Using the listing below, give the number of lines where "Размеры" appears, and nothing else.

## BEGIN DATA SECTION

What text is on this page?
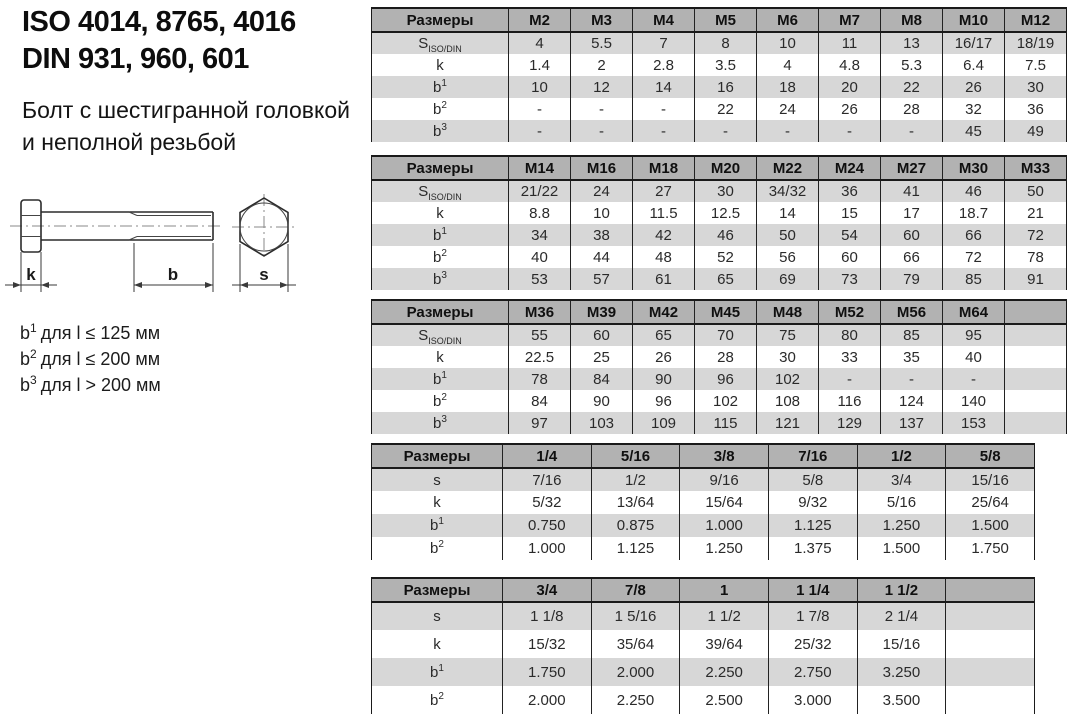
ISO 4014, 8765, 4016
DIN 931, 960, 601
Болт с шестигранной головкой
и неполной резьбой
k	b	s
$b^1$ для l ≤ 125 мм
$b^2$ для l ≤ 200 мм
$b^3$ для l > 200 мм
Размеры	M2	M3	M4	M5	M6	M7	M8	M10	M12
$S_{ISO/DIN}$	4	5.5	7	8	10	11	13	16/17	18/19
k	1.4	2	2.8	3.5	4	4.8	5.3	6.4	7.5
$b^1$	10	12	14	16	18	20	22	26	30
$b^2$	-	-	-	22	24	26	28	32	36
$b^3$	-	-	-	-	-	-	-	45	49
Размеры	M14	M16	M18	M20	M22	M24	M27	M30	M33
$S_{ISO/DIN}$	21/22	24	27	30	34/32	36	41	46	50
k	8.8	10	11.5	12.5	14	15	17	18.7	21
$b^1$	34	38	42	46	50	54	60	66	72
$b^2$	40	44	48	52	56	60	66	72	78
$b^3$	53	57	61	65	69	73	79	85	91
Размеры	M36	M39	M42	M45	M48	M52	M56	M64	
$S_{ISO/DIN}$	55	60	65	70	75	80	85	95	
k	22.5	25	26	28	30	33	35	40	
$b^1$	78	84	90	96	102	-	-	-	
$b^2$	84	90	96	102	108	116	124	140	
$b^3$	97	103	109	115	121	129	137	153	
Размеры	1/4	5/16	3/8	7/16	1/2	5/8
s	7/16	1/2	9/16	5/8	3/4	15/16
k	5/32	13/64	15/64	9/32	5/16	25/64
$b^1$	0.750	0.875	1.000	1.125	1.250	1.500
$b^2$	1.000	1.125	1.250	1.375	1.500	1.750
Размеры	3/4	7/8	1	1 1/4	1 1/2	
s	1 1/8	1 5/16	1 1/2	1 7/8	2 1/4	
k	15/32	35/64	39/64	25/32	15/16	
$b^1$	1.750	2.000	2.250	2.750	3.250	
$b^2$	2.000	2.250	2.500	3.000	3.500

## END DATA SECTION

== FINAL ANSWER ==
5